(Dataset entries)
— begin —
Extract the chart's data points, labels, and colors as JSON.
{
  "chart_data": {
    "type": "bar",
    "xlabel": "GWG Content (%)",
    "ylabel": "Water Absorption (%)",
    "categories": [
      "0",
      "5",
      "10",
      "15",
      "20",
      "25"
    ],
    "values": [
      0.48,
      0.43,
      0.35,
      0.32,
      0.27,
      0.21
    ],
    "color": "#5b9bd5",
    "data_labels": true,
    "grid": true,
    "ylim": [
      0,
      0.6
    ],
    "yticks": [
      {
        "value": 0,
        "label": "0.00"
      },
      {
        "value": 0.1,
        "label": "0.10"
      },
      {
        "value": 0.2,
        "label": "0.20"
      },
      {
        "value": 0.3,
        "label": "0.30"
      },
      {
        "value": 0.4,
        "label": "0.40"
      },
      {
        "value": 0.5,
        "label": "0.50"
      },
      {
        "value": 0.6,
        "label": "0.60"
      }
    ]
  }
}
— end —
## Short task
Please set down all the data word for word.

## Right answer
Extract the chart's data points, labels, and colors as JSON.
{
  "chart_data": {
    "type": "bar",
    "xlabel": "GWG Content (%)",
    "ylabel": "Water Absorption (%)",
    "categories": [
      "0",
      "5",
      "10",
      "15",
      "20",
      "25"
    ],
    "values": [
      0.48,
      0.43,
      0.35,
      0.32,
      0.27,
      0.21
    ],
    "color": "#5b9bd5",
    "data_labels": true,
    "grid": true,
    "ylim": [
      0,
      0.6
    ],
    "yticks": [
      {
        "value": 0,
        "label": "0.00"
      },
      {
        "value": 0.1,
        "label": "0.10"
      },
      {
        "value": 0.2,
        "label": "0.20"
      },
      {
        "value": 0.3,
        "label": "0.30"
      },
      {
        "value": 0.4,
        "label": "0.40"
      },
      {
        "value": 0.5,
        "label": "0.50"
      },
      {
        "value": 0.6,
        "label": "0.60"
      }
    ]
  }
}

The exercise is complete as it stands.